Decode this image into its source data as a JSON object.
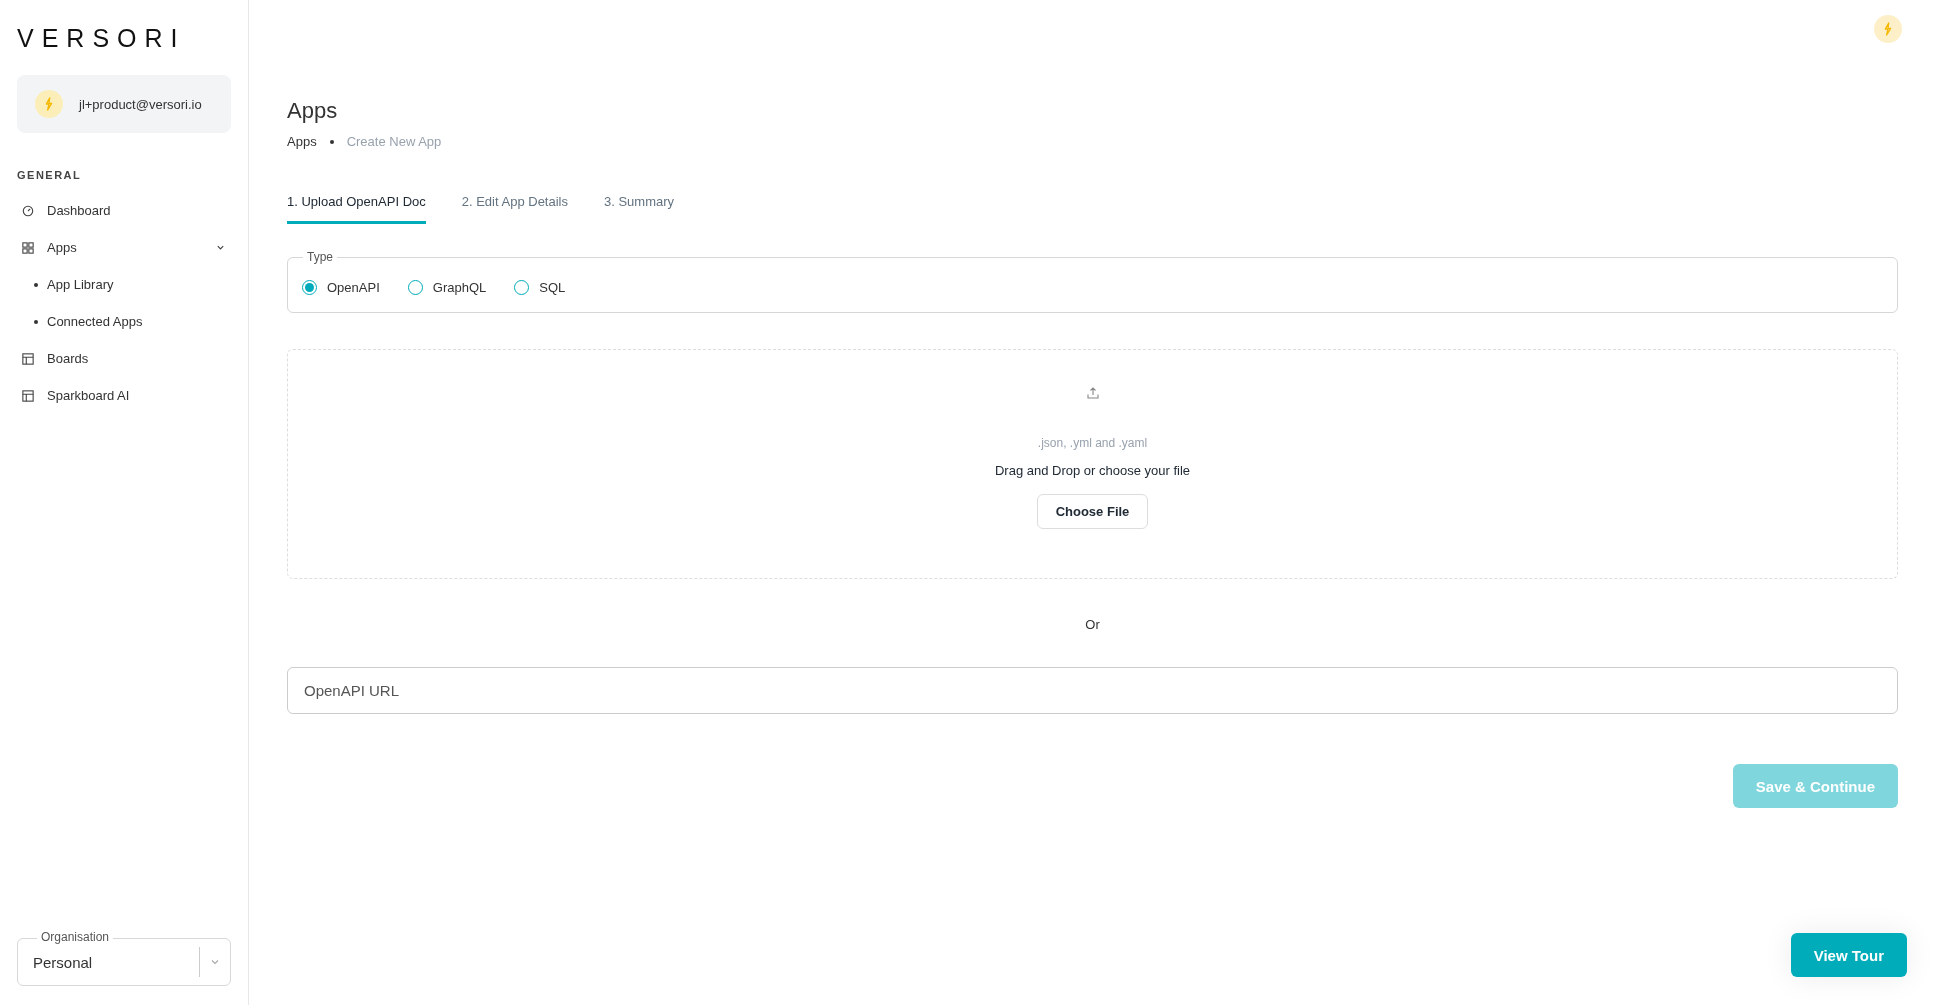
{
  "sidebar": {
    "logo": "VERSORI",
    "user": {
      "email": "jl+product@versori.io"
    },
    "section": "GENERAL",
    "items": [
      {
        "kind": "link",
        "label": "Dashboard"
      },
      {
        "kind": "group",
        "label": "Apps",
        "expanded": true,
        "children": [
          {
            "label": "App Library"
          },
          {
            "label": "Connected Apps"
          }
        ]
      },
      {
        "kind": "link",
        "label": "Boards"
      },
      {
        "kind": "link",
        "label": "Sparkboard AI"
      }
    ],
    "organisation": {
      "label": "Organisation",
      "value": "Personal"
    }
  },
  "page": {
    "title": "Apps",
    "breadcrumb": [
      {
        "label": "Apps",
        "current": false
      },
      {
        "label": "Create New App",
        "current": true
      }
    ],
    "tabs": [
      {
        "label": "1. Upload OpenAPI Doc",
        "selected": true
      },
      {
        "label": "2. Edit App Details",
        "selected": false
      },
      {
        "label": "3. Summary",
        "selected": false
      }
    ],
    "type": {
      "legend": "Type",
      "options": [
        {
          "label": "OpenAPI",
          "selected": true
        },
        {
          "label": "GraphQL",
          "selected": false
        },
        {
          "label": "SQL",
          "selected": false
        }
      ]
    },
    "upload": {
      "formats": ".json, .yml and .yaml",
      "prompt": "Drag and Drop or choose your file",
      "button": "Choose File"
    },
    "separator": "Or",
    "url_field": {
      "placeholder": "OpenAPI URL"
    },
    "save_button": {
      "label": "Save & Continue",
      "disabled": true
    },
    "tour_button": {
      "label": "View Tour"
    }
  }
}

───

▸ What is being asked
Copy the listing word for word, excluding its pictures.

▸ Response to the task
Decode this image into its source data as a JSON object.
{
  "sidebar": {
    "logo": "VERSORI",
    "user": {
      "email": "jl+product@versori.io"
    },
    "section": "GENERAL",
    "items": [
      {
        "kind": "link",
        "label": "Dashboard"
      },
      {
        "kind": "group",
        "label": "Apps",
        "expanded": true,
        "children": [
          {
            "label": "App Library"
          },
          {
            "label": "Connected Apps"
          }
        ]
      },
      {
        "kind": "link",
        "label": "Boards"
      },
      {
        "kind": "link",
        "label": "Sparkboard AI"
      }
    ],
    "organisation": {
      "label": "Organisation",
      "value": "Personal"
    }
  },
  "page": {
    "title": "Apps",
    "breadcrumb": [
      {
        "label": "Apps",
        "current": false
      },
      {
        "label": "Create New App",
        "current": true
      }
    ],
    "tabs": [
      {
        "label": "1. Upload OpenAPI Doc",
        "selected": true
      },
      {
        "label": "2. Edit App Details",
        "selected": false
      },
      {
        "label": "3. Summary",
        "selected": false
      }
    ],
    "type": {
      "legend": "Type",
      "options": [
        {
          "label": "OpenAPI",
          "selected": true
        },
        {
          "label": "GraphQL",
          "selected": false
        },
        {
          "label": "SQL",
          "selected": false
        }
      ]
    },
    "upload": {
      "formats": ".json, .yml and .yaml",
      "prompt": "Drag and Drop or choose your file",
      "button": "Choose File"
    },
    "separator": "Or",
    "url_field": {
      "placeholder": "OpenAPI URL"
    },
    "save_button": {
      "label": "Save & Continue",
      "disabled": true
    },
    "tour_button": {
      "label": "View Tour"
    }
  }
}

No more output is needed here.